(Actions to take):
A. According to the article on electric vehicle top speeds, most electric vehicles have a top speed limited to under what figure?
B. Reproduce the passage of the article on electric vehicle top speeds starting with "While electric power" and going on through "70 mph, legally.".
C. State whether each statement agrees with the article on electric vehicle top speeds, answering yes or no and quoting the deciding words: (i) electric motors can provide maximum torque at zero rpm; (ii) some electric vehicles have a top speed as low as 80 mph; (iii) the article describes EVs as having a multi-speed gearbox.

(Document text):
Key Takeaways
- EV manufacturers prioritize acceleration over top speed due to the design of electric motors and gearing setup.
- Limiting top speed in EVs can improve range by conserving energy, addressing range anxiety for potential customers.
- Weight, drag, safety considerations, and changing regulations may limit the top speed of future EVs for most drivers.
More and more car manufacturers are opting to produce cars powered by batteries and electric motors rather than conventional gas-powered cars. Some manufacturers are even reviving current and previous models in electric form, with the likes of the new Porsche Macan, the Lexus LFA, and more recently, the new Dodge Charger.
While electric power is vital for the future of the automotive industry, there does seem to be one problem. Most electric vehicles have a top speed limited to under 140 mph, and some even as low as 100 mph. While these speeds are not for the faint-hearted, they are significantly less than their ICE counterparts.
EV Gearing Setup Favors Acceleration Over Top Speed
One of the main reasons for the limited top speed in electric vehicles is the gearing. While electric motors can provide maximum torque at zero rpm, this isn’t good for higher speeds. Car manufacturers are prioritizing the low-end grunt that electric motors can provide, simply because most EVs aren’t likely to be driven at speeds of over 70 mph, legally.
Unlike an internal combustion engine car that can comfortably cruise on the highway at 50, 60, or 70 mph thanks to the higher gears, an EV would have to rev at a higher rate just to remain at a constant speed thanks to that one-speed gearbox. Imagine driving your car with only the first gear. It would be great at low speeds, but at higher speeds you’d have to have the gas pedal pinned to the floor.

(Provided data):

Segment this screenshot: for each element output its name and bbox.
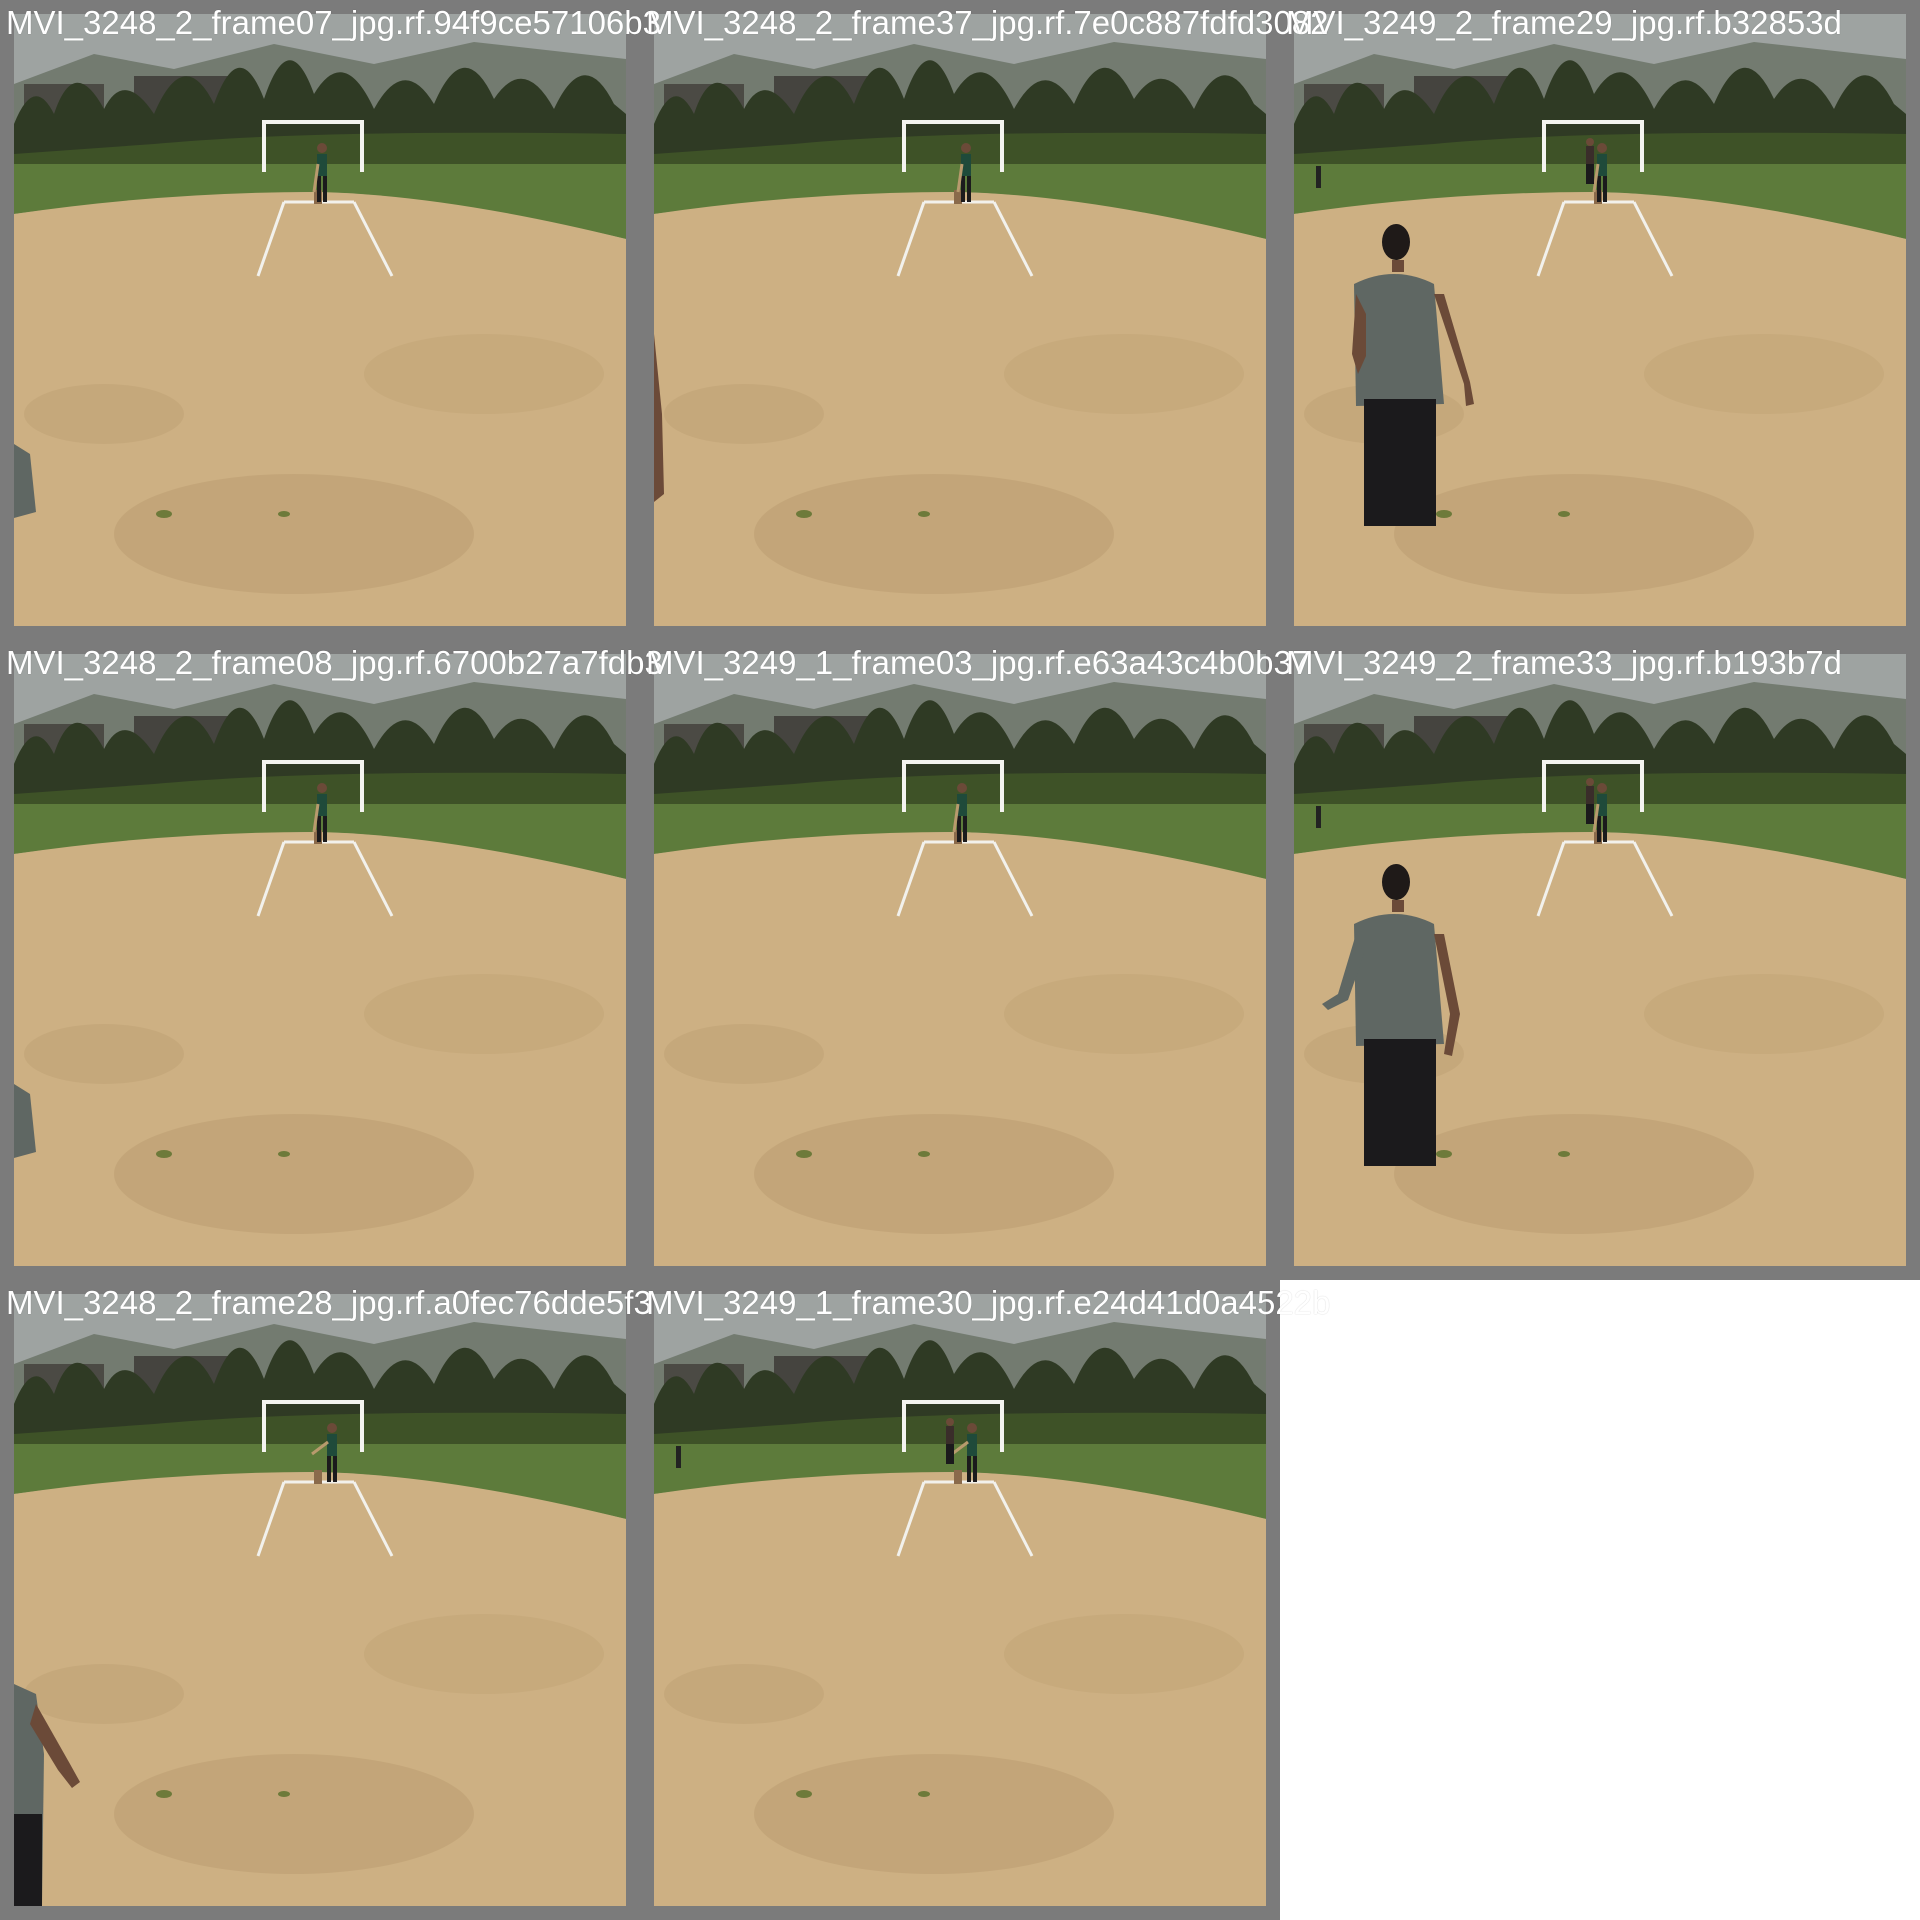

(Answers to each task):
A. Under 140 mph.

B.
While electric power is vital for the future of the automotive industry, there does seem to be one problem. Most electric vehicles have a top speed limited to under 140 mph, and some even as low as 100 mph. While these speeds are not for the faint-hearted, they are significantly less than their ICE counterparts.
EV Gearing Setup Favors Acceleration Over Top Speed
One of the main reasons for the limited top speed in electric vehicles is the gearing. While electric motors can provide maximum torque at zero rpm, this isn’t good for higher speeds. Car manufacturers are prioritizing the low-end grunt that electric motors can provide, simply because most EVs aren’t likely to be driven at speeds of over 70 mph, legally.

C.
(i) Yes: "electric motors can provide maximum torque at zero rpm"
(ii) No: "some even as low as 100 mph"
(iii) No: "that one-speed gearbox"